OBJETIVO DO EXERCÍCIO: Liste todas as referências bibliográficas que o trecho do texto indica por sobrenome de autor e ano de publicação, mencionando cada uma só uma vez.

TRECHO DO TEXTO:
14 Winnicott via como uma das principais aquisições da elaboração do complexo de Édipo, além das normatizações da sexualidade (pela interdição do incesto), a sustentação psíquica da ambivalência afetiva, ligada ao odiar e amar uma mesma pessoa (tanto o pai quanto a mãe, já que o complexo de Édipo é sempre duplo, muito embora uma das formas seja a dominante).
15 Pode-se, sem dúvida nenhuma, tentar estender artificialmente a noção de prazer erótico ad infinitum, por meio de um apelo à dimensão econômica da metapsicologia freudiana; então, tudo o que implicar alguma redução (ou alteração) do nível de excitação pulsional será considerado prazer, incluídas aí as cópulas realizadas com a finalidade de aliviar o terror de desintegração (tão comum em pacientes de tipo borderline). Contudo, é forçoso também admitir que, com esse estiramento, o conceito de prazer vai perdendo a sua consistência, até chegar a não significar mais quase nada.
16 Trata-se da paciente relatada no cap. 1 do livro Playing and reality (Winnicott, 1971, pp. 20-25).
17 Para uma descrição mais completa desse quadro psicossomático, recomendo a leitura de Figueiredo & Ulhoa Cintra, 2004, parte IV.
18 Convém assinalar, aliás, que verdadeiro e falso, no vocabulário winnicottiano, não realizam nunca qualquer distinção de cunho metafísico, mas possuem um âmbito puramente clínico (descrevendo os sentimentos de pacientes com relação à própria vida, sentida por alguns como verdadeira, por outros como falsa). Green nunca levou em consideração essa distinção clínica realizada por Winnicott, ou seja, nunca trabalhou com as noções de falso e verdadeiro self.
19 Embora isso já tenha sido dito anteriormente, relembro aqui o leitor de que o bebê recém-nascido vive totalmente fundido ao meio ambiente; portanto, para ele, não existe outrem, ou seja, tudo que é vivido na sua experiência é sentido como um prolongamento seu, daquilo que Winnicott denominou sua área de onipotência. Nesse sentido, a criação de uma marca sensual vinda de fora, da sexualidade adulta, ou possui um caráter não intrusivo, que lhe permite ser incorporada pela área de onipotência infantil sob a forma de cuidado - isto é, como se ela fosse uma criação do próprio bebê -, ou necessariamente terá um cunho traumático, revelando ao bebê prematuramente a existência da alteridade.
20 Existem os casos mais flagrantes de abuso sexual da criança por parte do adulto - e que, muitas vezes, podem levar à esquizofrenia -, amplamente relatados por Sándor Ferenczi no seu Diário clínico (1990). Como exemplo, cito o da paciente R. N., violentada várias vezes por adultos quando criança e descrita como um caso de esquizofrenia progressiva (Ferenczi, 1990, pp. 38-41). Mas, além desse tipo de abuso sexual mais aberto e grosseiro, existem aqueles mais sutis - geralmente disfarçados de amor -, que mereceriam um estudo à parte e que este artigo não tem condições de contemplar, por questões de espaço e tempo.
21 Por exemplo, com o crescimento, a criança tem de ser desmamada e abrir mão do erotismo oral ligado à mãe, caso em que ele será recalcado ou sublimado, buscando outro tipo de satisfação.
22 São essas considerações que levaram Ana Lila Lejarraga a realizar uma pesquisa interessantíssima de pós-doutorado, supervisionada por mim, e que deu origem a um livro que tem por tema o amor em Winnicott (Lejarraga, 2012). Uma de suas conclusões é a de que o amor, para Winnicott, tem de ser pensado como uma montagem, na qual concorrem diferentes processos ligados tanto às afinidades egoicas quanto aos desejos sexuais.

[Dados armazenados]
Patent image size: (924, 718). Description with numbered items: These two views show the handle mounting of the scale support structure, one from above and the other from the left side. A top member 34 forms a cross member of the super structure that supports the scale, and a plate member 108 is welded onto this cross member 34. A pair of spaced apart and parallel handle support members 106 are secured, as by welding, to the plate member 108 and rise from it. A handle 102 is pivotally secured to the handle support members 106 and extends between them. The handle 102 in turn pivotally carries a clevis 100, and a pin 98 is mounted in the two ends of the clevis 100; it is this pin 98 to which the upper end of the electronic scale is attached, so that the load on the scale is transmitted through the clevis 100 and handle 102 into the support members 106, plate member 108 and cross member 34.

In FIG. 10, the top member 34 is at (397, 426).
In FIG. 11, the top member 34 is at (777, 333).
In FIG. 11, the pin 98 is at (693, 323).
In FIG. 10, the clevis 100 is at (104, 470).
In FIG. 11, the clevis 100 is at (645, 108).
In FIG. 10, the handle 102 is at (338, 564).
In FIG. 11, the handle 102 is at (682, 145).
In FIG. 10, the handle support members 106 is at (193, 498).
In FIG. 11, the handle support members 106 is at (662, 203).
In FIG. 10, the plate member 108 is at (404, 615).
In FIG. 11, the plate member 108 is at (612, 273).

RESOLUÇÃO DO EXERCÍCIO:
Winnicott, 1971
Figueiredo & Ulhoa Cintra, 2004
Ferenczi, 1990
Lejarraga, 2012